Stated exercise » Repeat all the records exactly, omitting pictures.

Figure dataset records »
◇ ◇ ◇ ◇

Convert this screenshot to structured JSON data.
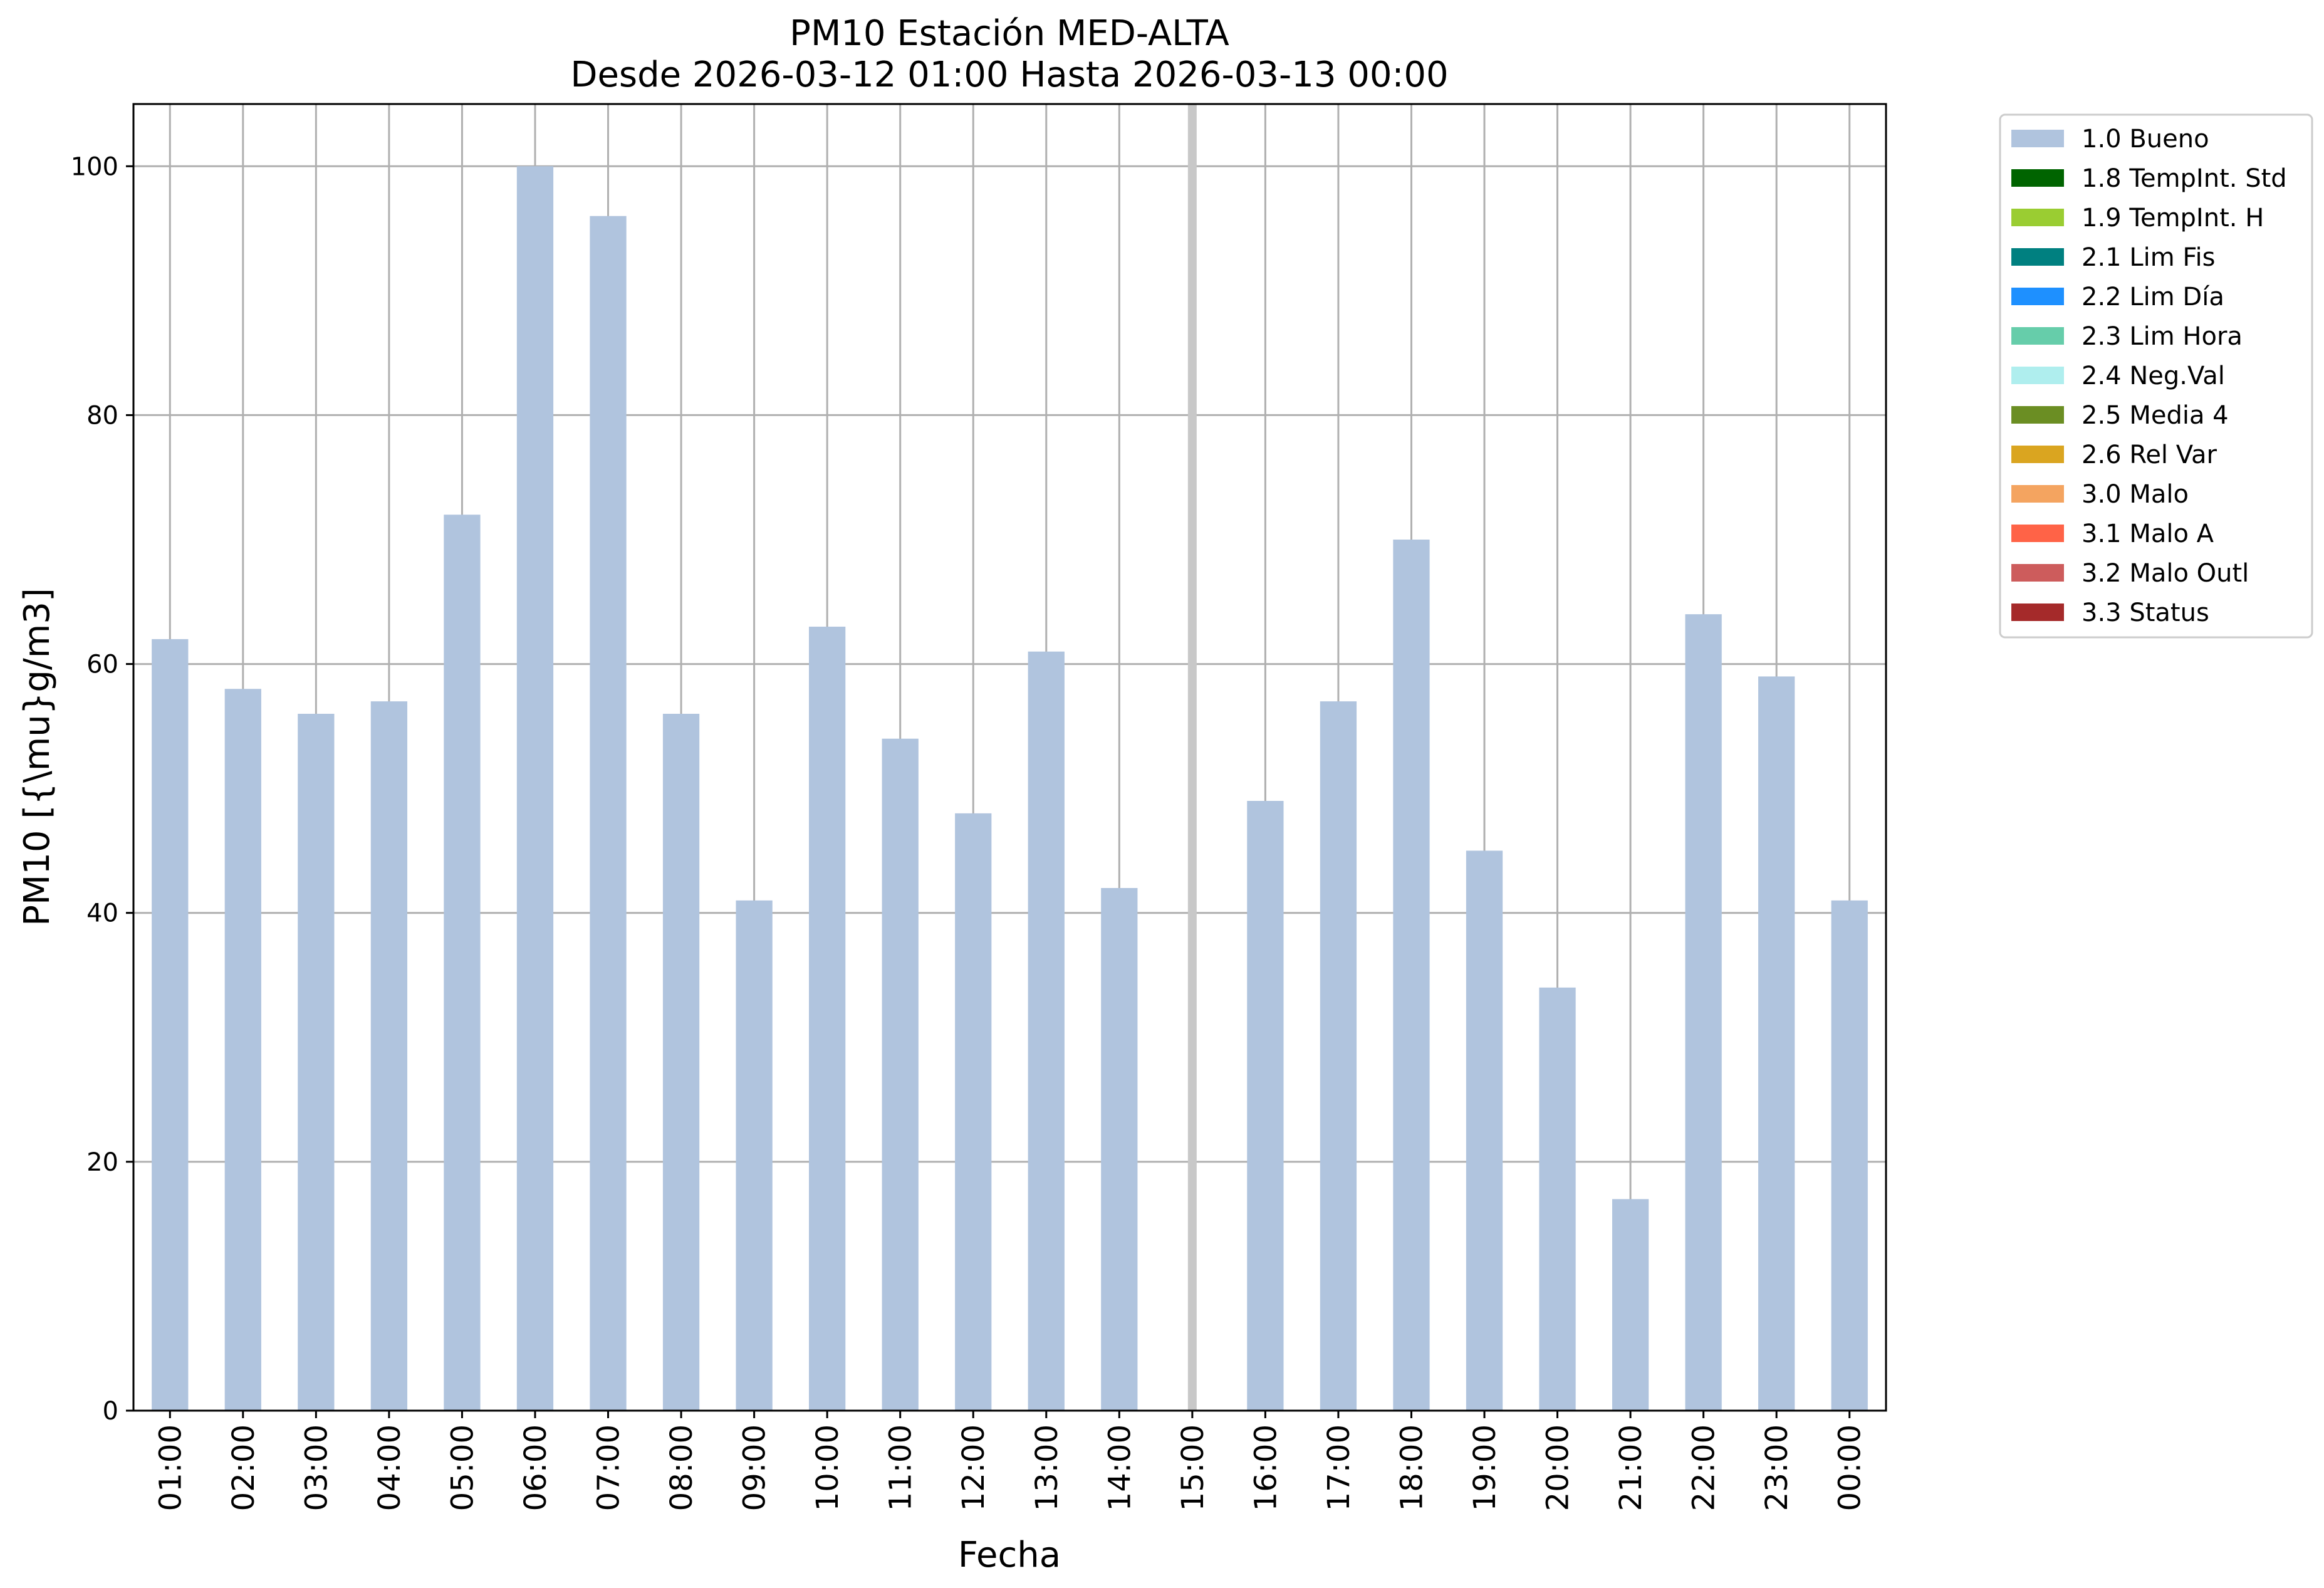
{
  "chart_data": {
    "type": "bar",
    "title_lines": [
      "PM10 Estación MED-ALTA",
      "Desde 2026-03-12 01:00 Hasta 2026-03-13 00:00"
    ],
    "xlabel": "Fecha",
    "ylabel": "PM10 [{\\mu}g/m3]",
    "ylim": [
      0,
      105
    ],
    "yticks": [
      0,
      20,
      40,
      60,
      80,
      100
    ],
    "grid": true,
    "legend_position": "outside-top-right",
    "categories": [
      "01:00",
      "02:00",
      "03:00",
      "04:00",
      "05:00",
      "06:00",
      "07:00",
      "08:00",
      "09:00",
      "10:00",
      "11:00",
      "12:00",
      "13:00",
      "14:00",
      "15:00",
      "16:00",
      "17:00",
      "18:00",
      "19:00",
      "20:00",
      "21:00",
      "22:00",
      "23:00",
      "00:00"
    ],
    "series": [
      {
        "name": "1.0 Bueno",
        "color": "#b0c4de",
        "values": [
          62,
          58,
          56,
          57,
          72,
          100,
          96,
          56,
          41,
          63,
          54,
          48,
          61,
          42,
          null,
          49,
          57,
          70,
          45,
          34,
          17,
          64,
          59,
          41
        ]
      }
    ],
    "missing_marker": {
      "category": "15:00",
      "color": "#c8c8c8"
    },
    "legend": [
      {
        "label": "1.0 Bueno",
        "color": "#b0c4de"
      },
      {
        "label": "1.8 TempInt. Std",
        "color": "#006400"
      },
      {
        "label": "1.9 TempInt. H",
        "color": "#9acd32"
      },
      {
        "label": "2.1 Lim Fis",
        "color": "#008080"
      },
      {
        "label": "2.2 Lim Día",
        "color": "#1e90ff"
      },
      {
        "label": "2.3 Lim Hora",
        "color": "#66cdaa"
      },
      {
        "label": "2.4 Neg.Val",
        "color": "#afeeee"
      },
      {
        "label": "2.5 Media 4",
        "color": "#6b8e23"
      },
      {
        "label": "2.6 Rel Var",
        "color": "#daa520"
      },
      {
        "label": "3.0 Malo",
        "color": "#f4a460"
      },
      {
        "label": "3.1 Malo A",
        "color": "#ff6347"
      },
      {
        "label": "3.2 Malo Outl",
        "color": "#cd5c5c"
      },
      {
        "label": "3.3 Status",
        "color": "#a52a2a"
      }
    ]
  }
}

◇ ◇ ◇ ◇

Result for this task »
Convert this screenshot to structured JSON data.
{
  "chart_data": {
    "type": "bar",
    "title_lines": [
      "PM10 Estación MED-ALTA",
      "Desde 2026-03-12 01:00 Hasta 2026-03-13 00:00"
    ],
    "xlabel": "Fecha",
    "ylabel": "PM10 [{\\mu}g/m3]",
    "ylim": [
      0,
      105
    ],
    "yticks": [
      0,
      20,
      40,
      60,
      80,
      100
    ],
    "grid": true,
    "legend_position": "outside-top-right",
    "categories": [
      "01:00",
      "02:00",
      "03:00",
      "04:00",
      "05:00",
      "06:00",
      "07:00",
      "08:00",
      "09:00",
      "10:00",
      "11:00",
      "12:00",
      "13:00",
      "14:00",
      "15:00",
      "16:00",
      "17:00",
      "18:00",
      "19:00",
      "20:00",
      "21:00",
      "22:00",
      "23:00",
      "00:00"
    ],
    "series": [
      {
        "name": "1.0 Bueno",
        "color": "#b0c4de",
        "values": [
          62,
          58,
          56,
          57,
          72,
          100,
          96,
          56,
          41,
          63,
          54,
          48,
          61,
          42,
          null,
          49,
          57,
          70,
          45,
          34,
          17,
          64,
          59,
          41
        ]
      }
    ],
    "missing_marker": {
      "category": "15:00",
      "color": "#c8c8c8"
    },
    "legend": [
      {
        "label": "1.0 Bueno",
        "color": "#b0c4de"
      },
      {
        "label": "1.8 TempInt. Std",
        "color": "#006400"
      },
      {
        "label": "1.9 TempInt. H",
        "color": "#9acd32"
      },
      {
        "label": "2.1 Lim Fis",
        "color": "#008080"
      },
      {
        "label": "2.2 Lim Día",
        "color": "#1e90ff"
      },
      {
        "label": "2.3 Lim Hora",
        "color": "#66cdaa"
      },
      {
        "label": "2.4 Neg.Val",
        "color": "#afeeee"
      },
      {
        "label": "2.5 Media 4",
        "color": "#6b8e23"
      },
      {
        "label": "2.6 Rel Var",
        "color": "#daa520"
      },
      {
        "label": "3.0 Malo",
        "color": "#f4a460"
      },
      {
        "label": "3.1 Malo A",
        "color": "#ff6347"
      },
      {
        "label": "3.2 Malo Outl",
        "color": "#cd5c5c"
      },
      {
        "label": "3.3 Status",
        "color": "#a52a2a"
      }
    ]
  }
}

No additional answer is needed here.